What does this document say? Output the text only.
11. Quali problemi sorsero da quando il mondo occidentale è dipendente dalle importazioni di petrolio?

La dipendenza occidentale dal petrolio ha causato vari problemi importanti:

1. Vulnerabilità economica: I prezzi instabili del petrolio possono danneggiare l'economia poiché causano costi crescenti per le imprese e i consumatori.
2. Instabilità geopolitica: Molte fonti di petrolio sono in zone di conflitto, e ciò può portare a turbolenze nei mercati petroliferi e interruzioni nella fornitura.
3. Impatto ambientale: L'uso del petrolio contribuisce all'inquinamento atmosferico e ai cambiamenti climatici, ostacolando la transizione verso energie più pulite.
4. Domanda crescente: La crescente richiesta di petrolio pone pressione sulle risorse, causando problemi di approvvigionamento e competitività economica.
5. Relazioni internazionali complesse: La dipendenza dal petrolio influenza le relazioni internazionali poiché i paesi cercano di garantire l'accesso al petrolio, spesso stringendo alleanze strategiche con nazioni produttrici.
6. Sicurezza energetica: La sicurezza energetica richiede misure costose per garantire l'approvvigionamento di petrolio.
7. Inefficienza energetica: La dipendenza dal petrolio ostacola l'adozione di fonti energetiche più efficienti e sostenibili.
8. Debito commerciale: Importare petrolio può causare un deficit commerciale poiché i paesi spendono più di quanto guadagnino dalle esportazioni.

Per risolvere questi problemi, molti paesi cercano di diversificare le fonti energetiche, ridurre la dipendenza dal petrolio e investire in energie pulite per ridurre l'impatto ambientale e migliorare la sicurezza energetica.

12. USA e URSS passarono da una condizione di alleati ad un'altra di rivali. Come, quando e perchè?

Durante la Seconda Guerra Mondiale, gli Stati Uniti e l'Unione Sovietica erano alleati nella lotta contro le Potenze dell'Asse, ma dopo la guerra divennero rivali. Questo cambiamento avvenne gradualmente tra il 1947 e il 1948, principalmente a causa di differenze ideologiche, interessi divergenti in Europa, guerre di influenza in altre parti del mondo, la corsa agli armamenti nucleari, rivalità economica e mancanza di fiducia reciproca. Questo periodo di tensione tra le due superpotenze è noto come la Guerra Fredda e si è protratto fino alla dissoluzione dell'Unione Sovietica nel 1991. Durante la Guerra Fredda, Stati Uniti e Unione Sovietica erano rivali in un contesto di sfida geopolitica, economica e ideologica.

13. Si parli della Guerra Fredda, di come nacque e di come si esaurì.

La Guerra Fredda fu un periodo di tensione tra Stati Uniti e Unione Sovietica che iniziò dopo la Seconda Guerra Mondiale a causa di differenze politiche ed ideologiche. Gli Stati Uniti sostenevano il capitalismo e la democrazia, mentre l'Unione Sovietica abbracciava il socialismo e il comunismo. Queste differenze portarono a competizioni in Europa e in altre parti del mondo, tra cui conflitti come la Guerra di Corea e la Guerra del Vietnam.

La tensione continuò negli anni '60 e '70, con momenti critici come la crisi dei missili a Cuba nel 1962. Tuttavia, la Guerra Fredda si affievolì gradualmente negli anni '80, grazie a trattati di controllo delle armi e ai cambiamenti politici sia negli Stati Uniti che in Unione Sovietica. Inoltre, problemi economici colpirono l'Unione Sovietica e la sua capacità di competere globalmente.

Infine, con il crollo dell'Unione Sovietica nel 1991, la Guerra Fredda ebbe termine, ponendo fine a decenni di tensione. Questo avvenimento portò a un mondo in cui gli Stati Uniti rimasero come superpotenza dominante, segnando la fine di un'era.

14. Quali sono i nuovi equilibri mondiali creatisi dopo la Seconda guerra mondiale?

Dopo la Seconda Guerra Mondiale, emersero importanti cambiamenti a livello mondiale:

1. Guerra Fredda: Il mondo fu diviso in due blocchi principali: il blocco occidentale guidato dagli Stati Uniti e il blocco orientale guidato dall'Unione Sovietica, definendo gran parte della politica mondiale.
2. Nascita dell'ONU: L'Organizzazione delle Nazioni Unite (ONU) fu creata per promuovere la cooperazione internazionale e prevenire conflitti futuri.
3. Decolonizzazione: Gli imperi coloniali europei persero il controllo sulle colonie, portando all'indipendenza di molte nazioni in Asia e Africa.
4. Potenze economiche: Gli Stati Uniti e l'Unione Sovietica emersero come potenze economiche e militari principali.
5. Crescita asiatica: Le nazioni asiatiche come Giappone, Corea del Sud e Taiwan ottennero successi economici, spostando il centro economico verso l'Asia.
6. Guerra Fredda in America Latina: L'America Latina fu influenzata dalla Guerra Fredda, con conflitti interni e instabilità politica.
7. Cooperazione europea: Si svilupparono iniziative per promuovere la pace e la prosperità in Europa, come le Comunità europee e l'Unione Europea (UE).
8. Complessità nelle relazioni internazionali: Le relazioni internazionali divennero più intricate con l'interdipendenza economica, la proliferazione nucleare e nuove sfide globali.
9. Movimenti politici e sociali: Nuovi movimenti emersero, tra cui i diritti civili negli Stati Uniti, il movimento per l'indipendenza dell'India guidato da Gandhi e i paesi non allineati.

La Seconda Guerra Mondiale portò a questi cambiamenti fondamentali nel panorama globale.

-=-=-=-=-

Pick out and copy the lines of the entries that hold the string "guidato".

1. Guerra Fredda: Il mondo fu diviso in due blocchi principali: il blocco occidentale guidato dagli Stati Uniti e il blocco orientale guidato dall'Unione Sovietica, definendo gran parte della politica mondiale.
9. Movimenti politici e sociali: Nuovi movimenti emersero, tra cui i diritti civili negli Stati Uniti, il movimento per l'indipendenza dell'India guidato da Gandhi e i paesi non allineati.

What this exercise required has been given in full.